## Stored data:
* Begin *
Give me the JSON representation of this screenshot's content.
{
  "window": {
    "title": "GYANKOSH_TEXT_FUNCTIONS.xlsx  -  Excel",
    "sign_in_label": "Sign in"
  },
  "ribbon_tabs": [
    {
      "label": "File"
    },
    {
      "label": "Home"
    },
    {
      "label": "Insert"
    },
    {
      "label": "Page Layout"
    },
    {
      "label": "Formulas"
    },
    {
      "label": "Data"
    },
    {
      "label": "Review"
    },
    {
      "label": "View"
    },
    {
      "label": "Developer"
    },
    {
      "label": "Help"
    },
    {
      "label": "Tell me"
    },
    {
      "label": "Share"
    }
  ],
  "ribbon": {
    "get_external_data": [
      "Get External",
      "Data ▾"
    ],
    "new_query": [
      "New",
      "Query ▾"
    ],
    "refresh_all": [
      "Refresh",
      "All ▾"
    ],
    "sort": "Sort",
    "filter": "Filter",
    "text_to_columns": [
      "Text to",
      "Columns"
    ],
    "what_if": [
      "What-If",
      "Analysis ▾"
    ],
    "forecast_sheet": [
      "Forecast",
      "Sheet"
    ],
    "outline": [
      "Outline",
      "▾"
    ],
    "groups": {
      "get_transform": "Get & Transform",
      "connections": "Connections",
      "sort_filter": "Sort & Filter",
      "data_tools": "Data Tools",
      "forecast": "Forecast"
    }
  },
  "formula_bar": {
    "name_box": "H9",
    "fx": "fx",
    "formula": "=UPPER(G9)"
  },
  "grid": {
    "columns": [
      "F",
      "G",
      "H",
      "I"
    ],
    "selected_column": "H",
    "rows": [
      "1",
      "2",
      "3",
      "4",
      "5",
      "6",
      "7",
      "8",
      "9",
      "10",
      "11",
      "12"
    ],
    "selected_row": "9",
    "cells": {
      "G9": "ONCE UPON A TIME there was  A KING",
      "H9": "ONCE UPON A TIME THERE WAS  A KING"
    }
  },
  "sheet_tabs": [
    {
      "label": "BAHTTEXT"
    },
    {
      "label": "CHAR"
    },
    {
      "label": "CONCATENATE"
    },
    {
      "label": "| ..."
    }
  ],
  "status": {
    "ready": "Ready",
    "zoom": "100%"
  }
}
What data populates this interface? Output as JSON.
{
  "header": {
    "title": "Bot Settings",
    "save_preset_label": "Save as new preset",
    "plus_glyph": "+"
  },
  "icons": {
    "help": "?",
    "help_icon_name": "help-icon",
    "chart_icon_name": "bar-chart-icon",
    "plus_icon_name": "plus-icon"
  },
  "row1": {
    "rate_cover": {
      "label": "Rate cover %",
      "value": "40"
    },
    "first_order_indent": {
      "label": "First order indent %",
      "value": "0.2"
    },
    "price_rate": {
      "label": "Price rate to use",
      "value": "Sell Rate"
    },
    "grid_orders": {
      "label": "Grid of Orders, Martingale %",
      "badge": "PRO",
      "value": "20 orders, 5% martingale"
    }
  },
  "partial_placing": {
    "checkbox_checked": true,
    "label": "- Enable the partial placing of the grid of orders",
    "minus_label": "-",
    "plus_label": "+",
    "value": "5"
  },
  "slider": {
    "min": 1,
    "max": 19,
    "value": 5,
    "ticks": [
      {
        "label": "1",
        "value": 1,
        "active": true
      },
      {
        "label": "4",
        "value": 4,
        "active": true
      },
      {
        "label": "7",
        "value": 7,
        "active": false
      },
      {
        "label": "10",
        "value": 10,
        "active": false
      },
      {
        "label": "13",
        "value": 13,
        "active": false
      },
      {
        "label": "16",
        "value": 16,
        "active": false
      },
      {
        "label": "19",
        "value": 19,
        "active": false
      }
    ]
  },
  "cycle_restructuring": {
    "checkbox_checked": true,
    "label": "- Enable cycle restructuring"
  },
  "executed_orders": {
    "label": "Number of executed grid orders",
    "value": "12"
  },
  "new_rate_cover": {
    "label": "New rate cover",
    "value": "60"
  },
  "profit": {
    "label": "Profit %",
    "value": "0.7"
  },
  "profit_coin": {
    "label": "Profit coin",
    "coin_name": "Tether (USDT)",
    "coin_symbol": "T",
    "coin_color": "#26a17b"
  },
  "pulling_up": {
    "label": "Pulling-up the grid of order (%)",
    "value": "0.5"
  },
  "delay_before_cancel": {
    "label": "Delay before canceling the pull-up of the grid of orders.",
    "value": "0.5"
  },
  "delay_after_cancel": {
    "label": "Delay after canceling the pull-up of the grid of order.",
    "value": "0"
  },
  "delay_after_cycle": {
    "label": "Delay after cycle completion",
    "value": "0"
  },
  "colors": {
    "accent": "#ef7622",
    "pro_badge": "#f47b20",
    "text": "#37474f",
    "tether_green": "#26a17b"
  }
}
* End *
## Set problem:
Reproduce all of the records exactly.

## Answer to the exercise:
Give me the JSON representation of this screenshot's content.
{
  "window": {
    "title": "GYANKOSH_TEXT_FUNCTIONS.xlsx  -  Excel",
    "sign_in_label": "Sign in"
  },
  "ribbon_tabs": [
    {
      "label": "File"
    },
    {
      "label": "Home"
    },
    {
      "label": "Insert"
    },
    {
      "label": "Page Layout"
    },
    {
      "label": "Formulas"
    },
    {
      "label": "Data"
    },
    {
      "label": "Review"
    },
    {
      "label": "View"
    },
    {
      "label": "Developer"
    },
    {
      "label": "Help"
    },
    {
      "label": "Tell me"
    },
    {
      "label": "Share"
    }
  ],
  "ribbon": {
    "get_external_data": [
      "Get External",
      "Data ▾"
    ],
    "new_query": [
      "New",
      "Query ▾"
    ],
    "refresh_all": [
      "Refresh",
      "All ▾"
    ],
    "sort": "Sort",
    "filter": "Filter",
    "text_to_columns": [
      "Text to",
      "Columns"
    ],
    "what_if": [
      "What-If",
      "Analysis ▾"
    ],
    "forecast_sheet": [
      "Forecast",
      "Sheet"
    ],
    "outline": [
      "Outline",
      "▾"
    ],
    "groups": {
      "get_transform": "Get & Transform",
      "connections": "Connections",
      "sort_filter": "Sort & Filter",
      "data_tools": "Data Tools",
      "forecast": "Forecast"
    }
  },
  "formula_bar": {
    "name_box": "H9",
    "fx": "fx",
    "formula": "=UPPER(G9)"
  },
  "grid": {
    "columns": [
      "F",
      "G",
      "H",
      "I"
    ],
    "selected_column": "H",
    "rows": [
      "1",
      "2",
      "3",
      "4",
      "5",
      "6",
      "7",
      "8",
      "9",
      "10",
      "11",
      "12"
    ],
    "selected_row": "9",
    "cells": {
      "G9": "ONCE UPON A TIME there was  A KING",
      "H9": "ONCE UPON A TIME THERE WAS  A KING"
    }
  },
  "sheet_tabs": [
    {
      "label": "BAHTTEXT"
    },
    {
      "label": "CHAR"
    },
    {
      "label": "CONCATENATE"
    },
    {
      "label": "| ..."
    }
  ],
  "status": {
    "ready": "Ready",
    "zoom": "100%"
  }
}
What data populates this interface? Output as JSON.
{
  "header": {
    "title": "Bot Settings",
    "save_preset_label": "Save as new preset",
    "plus_glyph": "+"
  },
  "icons": {
    "help": "?",
    "help_icon_name": "help-icon",
    "chart_icon_name": "bar-chart-icon",
    "plus_icon_name": "plus-icon"
  },
  "row1": {
    "rate_cover": {
      "label": "Rate cover %",
      "value": "40"
    },
    "first_order_indent": {
      "label": "First order indent %",
      "value": "0.2"
    },
    "price_rate": {
      "label": "Price rate to use",
      "value": "Sell Rate"
    },
    "grid_orders": {
      "label": "Grid of Orders, Martingale %",
      "badge": "PRO",
      "value": "20 orders, 5% martingale"
    }
  },
  "partial_placing": {
    "checkbox_checked": true,
    "label": "- Enable the partial placing of the grid of orders",
    "minus_label": "-",
    "plus_label": "+",
    "value": "5"
  },
  "slider": {
    "min": 1,
    "max": 19,
    "value": 5,
    "ticks": [
      {
        "label": "1",
        "value": 1,
        "active": true
      },
      {
        "label": "4",
        "value": 4,
        "active": true
      },
      {
        "label": "7",
        "value": 7,
        "active": false
      },
      {
        "label": "10",
        "value": 10,
        "active": false
      },
      {
        "label": "13",
        "value": 13,
        "active": false
      },
      {
        "label": "16",
        "value": 16,
        "active": false
      },
      {
        "label": "19",
        "value": 19,
        "active": false
      }
    ]
  },
  "cycle_restructuring": {
    "checkbox_checked": true,
    "label": "- Enable cycle restructuring"
  },
  "executed_orders": {
    "label": "Number of executed grid orders",
    "value": "12"
  },
  "new_rate_cover": {
    "label": "New rate cover",
    "value": "60"
  },
  "profit": {
    "label": "Profit %",
    "value": "0.7"
  },
  "profit_coin": {
    "label": "Profit coin",
    "coin_name": "Tether (USDT)",
    "coin_symbol": "T",
    "coin_color": "#26a17b"
  },
  "pulling_up": {
    "label": "Pulling-up the grid of order (%)",
    "value": "0.5"
  },
  "delay_before_cancel": {
    "label": "Delay before canceling the pull-up of the grid of orders.",
    "value": "0.5"
  },
  "delay_after_cancel": {
    "label": "Delay after canceling the pull-up of the grid of order.",
    "value": "0"
  },
  "delay_after_cycle": {
    "label": "Delay after cycle completion",
    "value": "0"
  },
  "colors": {
    "accent": "#ef7622",
    "pro_badge": "#f47b20",
    "text": "#37474f",
    "tether_green": "#26a17b"
  }
}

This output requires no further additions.